GIVEN PROBLEM — Repeat the entire listing exactly as written.
** Start of SUPPLIED DATA **
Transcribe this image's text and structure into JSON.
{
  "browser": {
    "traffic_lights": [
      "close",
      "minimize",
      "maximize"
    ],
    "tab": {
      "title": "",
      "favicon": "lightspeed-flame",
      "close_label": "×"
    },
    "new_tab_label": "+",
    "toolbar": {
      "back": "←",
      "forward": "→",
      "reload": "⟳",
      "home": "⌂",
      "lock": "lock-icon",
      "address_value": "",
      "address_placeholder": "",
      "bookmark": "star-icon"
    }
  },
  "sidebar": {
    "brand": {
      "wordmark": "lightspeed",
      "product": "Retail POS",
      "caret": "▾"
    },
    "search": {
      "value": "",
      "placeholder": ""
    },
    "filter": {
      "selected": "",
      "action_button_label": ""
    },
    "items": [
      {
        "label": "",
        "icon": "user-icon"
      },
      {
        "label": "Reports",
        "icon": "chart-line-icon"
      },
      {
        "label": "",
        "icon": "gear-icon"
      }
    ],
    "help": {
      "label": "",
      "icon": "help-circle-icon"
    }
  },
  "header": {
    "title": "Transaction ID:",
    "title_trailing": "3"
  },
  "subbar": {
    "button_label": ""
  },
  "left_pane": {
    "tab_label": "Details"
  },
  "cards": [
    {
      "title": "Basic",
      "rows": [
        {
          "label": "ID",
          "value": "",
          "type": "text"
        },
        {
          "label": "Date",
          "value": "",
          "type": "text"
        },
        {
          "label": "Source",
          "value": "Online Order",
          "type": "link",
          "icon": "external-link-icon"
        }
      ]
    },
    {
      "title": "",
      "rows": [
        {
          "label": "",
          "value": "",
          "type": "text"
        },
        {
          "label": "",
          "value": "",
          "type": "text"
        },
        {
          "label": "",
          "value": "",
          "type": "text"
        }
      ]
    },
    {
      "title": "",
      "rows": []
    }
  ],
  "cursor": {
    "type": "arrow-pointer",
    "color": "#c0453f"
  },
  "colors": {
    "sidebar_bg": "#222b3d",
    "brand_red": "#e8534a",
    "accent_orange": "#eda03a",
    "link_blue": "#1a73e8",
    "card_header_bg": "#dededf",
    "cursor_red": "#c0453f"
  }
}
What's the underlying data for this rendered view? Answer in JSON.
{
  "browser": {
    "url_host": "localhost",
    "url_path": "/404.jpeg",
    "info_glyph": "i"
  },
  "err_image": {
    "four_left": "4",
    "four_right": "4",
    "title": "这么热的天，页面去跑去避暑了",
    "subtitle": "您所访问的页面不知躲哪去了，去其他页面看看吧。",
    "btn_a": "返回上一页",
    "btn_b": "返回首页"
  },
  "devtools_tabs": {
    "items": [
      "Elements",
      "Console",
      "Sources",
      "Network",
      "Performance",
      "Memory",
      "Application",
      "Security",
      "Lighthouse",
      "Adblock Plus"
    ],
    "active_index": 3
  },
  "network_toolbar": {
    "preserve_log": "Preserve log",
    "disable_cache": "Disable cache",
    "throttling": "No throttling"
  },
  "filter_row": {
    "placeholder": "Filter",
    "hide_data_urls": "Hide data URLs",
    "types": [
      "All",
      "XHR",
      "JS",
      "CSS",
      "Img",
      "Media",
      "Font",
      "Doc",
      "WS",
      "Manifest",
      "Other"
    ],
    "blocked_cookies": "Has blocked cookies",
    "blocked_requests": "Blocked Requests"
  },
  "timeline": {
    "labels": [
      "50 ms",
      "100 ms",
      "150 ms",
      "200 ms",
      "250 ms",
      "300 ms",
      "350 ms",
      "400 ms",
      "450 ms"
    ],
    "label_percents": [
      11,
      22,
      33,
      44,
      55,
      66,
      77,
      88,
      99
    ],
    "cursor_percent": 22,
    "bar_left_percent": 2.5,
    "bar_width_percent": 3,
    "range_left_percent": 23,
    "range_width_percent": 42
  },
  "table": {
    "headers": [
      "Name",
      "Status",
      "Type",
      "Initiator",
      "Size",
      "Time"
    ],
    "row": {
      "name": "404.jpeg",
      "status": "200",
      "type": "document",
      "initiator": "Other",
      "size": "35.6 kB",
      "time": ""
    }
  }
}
** End of SUPPLIED DATA **
RESPONSE TO THIS TASK —
Transcribe this image's text and structure into JSON.
{
  "browser": {
    "traffic_lights": [
      "close",
      "minimize",
      "maximize"
    ],
    "tab": {
      "title": "",
      "favicon": "lightspeed-flame",
      "close_label": "×"
    },
    "new_tab_label": "+",
    "toolbar": {
      "back": "←",
      "forward": "→",
      "reload": "⟳",
      "home": "⌂",
      "lock": "lock-icon",
      "address_value": "",
      "address_placeholder": "",
      "bookmark": "star-icon"
    }
  },
  "sidebar": {
    "brand": {
      "wordmark": "lightspeed",
      "product": "Retail POS",
      "caret": "▾"
    },
    "search": {
      "value": "",
      "placeholder": ""
    },
    "filter": {
      "selected": "",
      "action_button_label": ""
    },
    "items": [
      {
        "label": "",
        "icon": "user-icon"
      },
      {
        "label": "Reports",
        "icon": "chart-line-icon"
      },
      {
        "label": "",
        "icon": "gear-icon"
      }
    ],
    "help": {
      "label": "",
      "icon": "help-circle-icon"
    }
  },
  "header": {
    "title": "Transaction ID:",
    "title_trailing": "3"
  },
  "subbar": {
    "button_label": ""
  },
  "left_pane": {
    "tab_label": "Details"
  },
  "cards": [
    {
      "title": "Basic",
      "rows": [
        {
          "label": "ID",
          "value": "",
          "type": "text"
        },
        {
          "label": "Date",
          "value": "",
          "type": "text"
        },
        {
          "label": "Source",
          "value": "Online Order",
          "type": "link",
          "icon": "external-link-icon"
        }
      ]
    },
    {
      "title": "",
      "rows": [
        {
          "label": "",
          "value": "",
          "type": "text"
        },
        {
          "label": "",
          "value": "",
          "type": "text"
        },
        {
          "label": "",
          "value": "",
          "type": "text"
        }
      ]
    },
    {
      "title": "",
      "rows": []
    }
  ],
  "cursor": {
    "type": "arrow-pointer",
    "color": "#c0453f"
  },
  "colors": {
    "sidebar_bg": "#222b3d",
    "brand_red": "#e8534a",
    "accent_orange": "#eda03a",
    "link_blue": "#1a73e8",
    "card_header_bg": "#dededf",
    "cursor_red": "#c0453f"
  }
}
What's the underlying data for this rendered view? Answer in JSON.
{
  "browser": {
    "url_host": "localhost",
    "url_path": "/404.jpeg",
    "info_glyph": "i"
  },
  "err_image": {
    "four_left": "4",
    "four_right": "4",
    "title": "这么热的天，页面去跑去避暑了",
    "subtitle": "您所访问的页面不知躲哪去了，去其他页面看看吧。",
    "btn_a": "返回上一页",
    "btn_b": "返回首页"
  },
  "devtools_tabs": {
    "items": [
      "Elements",
      "Console",
      "Sources",
      "Network",
      "Performance",
      "Memory",
      "Application",
      "Security",
      "Lighthouse",
      "Adblock Plus"
    ],
    "active_index": 3
  },
  "network_toolbar": {
    "preserve_log": "Preserve log",
    "disable_cache": "Disable cache",
    "throttling": "No throttling"
  },
  "filter_row": {
    "placeholder": "Filter",
    "hide_data_urls": "Hide data URLs",
    "types": [
      "All",
      "XHR",
      "JS",
      "CSS",
      "Img",
      "Media",
      "Font",
      "Doc",
      "WS",
      "Manifest",
      "Other"
    ],
    "blocked_cookies": "Has blocked cookies",
    "blocked_requests": "Blocked Requests"
  },
  "timeline": {
    "labels": [
      "50 ms",
      "100 ms",
      "150 ms",
      "200 ms",
      "250 ms",
      "300 ms",
      "350 ms",
      "400 ms",
      "450 ms"
    ],
    "label_percents": [
      11,
      22,
      33,
      44,
      55,
      66,
      77,
      88,
      99
    ],
    "cursor_percent": 22,
    "bar_left_percent": 2.5,
    "bar_width_percent": 3,
    "range_left_percent": 23,
    "range_width_percent": 42
  },
  "table": {
    "headers": [
      "Name",
      "Status",
      "Type",
      "Initiator",
      "Size",
      "Time"
    ],
    "row": {
      "name": "404.jpeg",
      "status": "200",
      "type": "document",
      "initiator": "Other",
      "size": "35.6 kB",
      "time": ""
    }
  }
}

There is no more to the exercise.